(Collection entries)
####
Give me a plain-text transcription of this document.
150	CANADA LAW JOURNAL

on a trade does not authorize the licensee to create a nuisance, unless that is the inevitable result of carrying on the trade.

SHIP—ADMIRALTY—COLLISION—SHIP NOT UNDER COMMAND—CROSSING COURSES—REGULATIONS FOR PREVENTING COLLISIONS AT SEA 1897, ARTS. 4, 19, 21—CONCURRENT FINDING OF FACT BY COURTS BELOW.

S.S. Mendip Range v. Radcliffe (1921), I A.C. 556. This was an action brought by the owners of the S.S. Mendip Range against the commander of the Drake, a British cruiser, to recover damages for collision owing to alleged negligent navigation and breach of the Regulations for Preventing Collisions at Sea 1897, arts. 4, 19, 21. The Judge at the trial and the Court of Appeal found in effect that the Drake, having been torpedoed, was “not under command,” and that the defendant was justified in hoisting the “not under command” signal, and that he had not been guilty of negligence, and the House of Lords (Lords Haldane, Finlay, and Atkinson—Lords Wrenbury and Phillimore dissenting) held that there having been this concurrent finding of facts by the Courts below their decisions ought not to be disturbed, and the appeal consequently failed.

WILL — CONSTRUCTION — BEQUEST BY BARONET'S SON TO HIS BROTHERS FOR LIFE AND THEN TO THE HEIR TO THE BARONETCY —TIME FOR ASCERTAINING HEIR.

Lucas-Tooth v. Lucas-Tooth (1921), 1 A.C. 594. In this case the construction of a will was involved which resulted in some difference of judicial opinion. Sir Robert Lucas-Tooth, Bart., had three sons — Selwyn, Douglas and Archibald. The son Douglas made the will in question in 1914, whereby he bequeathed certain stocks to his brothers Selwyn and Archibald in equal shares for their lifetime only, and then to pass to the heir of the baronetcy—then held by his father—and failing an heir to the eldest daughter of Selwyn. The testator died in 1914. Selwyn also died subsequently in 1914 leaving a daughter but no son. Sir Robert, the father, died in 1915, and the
####
__Requirements__:
Every entry should be printed again exactly as written.

__Answer in full__:
Give me a plain-text transcription of this document.
150	CANADA LAW JOURNAL

on a trade does not authorize the licensee to create a nuisance, unless that is the inevitable result of carrying on the trade.

SHIP—ADMIRALTY—COLLISION—SHIP NOT UNDER COMMAND—CROSSING COURSES—REGULATIONS FOR PREVENTING COLLISIONS AT SEA 1897, ARTS. 4, 19, 21—CONCURRENT FINDING OF FACT BY COURTS BELOW.

S.S. Mendip Range v. Radcliffe (1921), I A.C. 556. This was an action brought by the owners of the S.S. Mendip Range against the commander of the Drake, a British cruiser, to recover damages for collision owing to alleged negligent navigation and breach of the Regulations for Preventing Collisions at Sea 1897, arts. 4, 19, 21. The Judge at the trial and the Court of Appeal found in effect that the Drake, having been torpedoed, was “not under command,” and that the defendant was justified in hoisting the “not under command” signal, and that he had not been guilty of negligence, and the House of Lords (Lords Haldane, Finlay, and Atkinson—Lords Wrenbury and Phillimore dissenting) held that there having been this concurrent finding of facts by the Courts below their decisions ought not to be disturbed, and the appeal consequently failed.

WILL — CONSTRUCTION — BEQUEST BY BARONET'S SON TO HIS BROTHERS FOR LIFE AND THEN TO THE HEIR TO THE BARONETCY —TIME FOR ASCERTAINING HEIR.

Lucas-Tooth v. Lucas-Tooth (1921), 1 A.C. 594. In this case the construction of a will was involved which resulted in some difference of judicial opinion. Sir Robert Lucas-Tooth, Bart., had three sons — Selwyn, Douglas and Archibald. The son Douglas made the will in question in 1914, whereby he bequeathed certain stocks to his brothers Selwyn and Archibald in equal shares for their lifetime only, and then to pass to the heir of the baronetcy—then held by his father—and failing an heir to the eldest daughter of Selwyn. The testator died in 1914. Selwyn also died subsequently in 1914 leaving a daughter but no son. Sir Robert, the father, died in 1915, and the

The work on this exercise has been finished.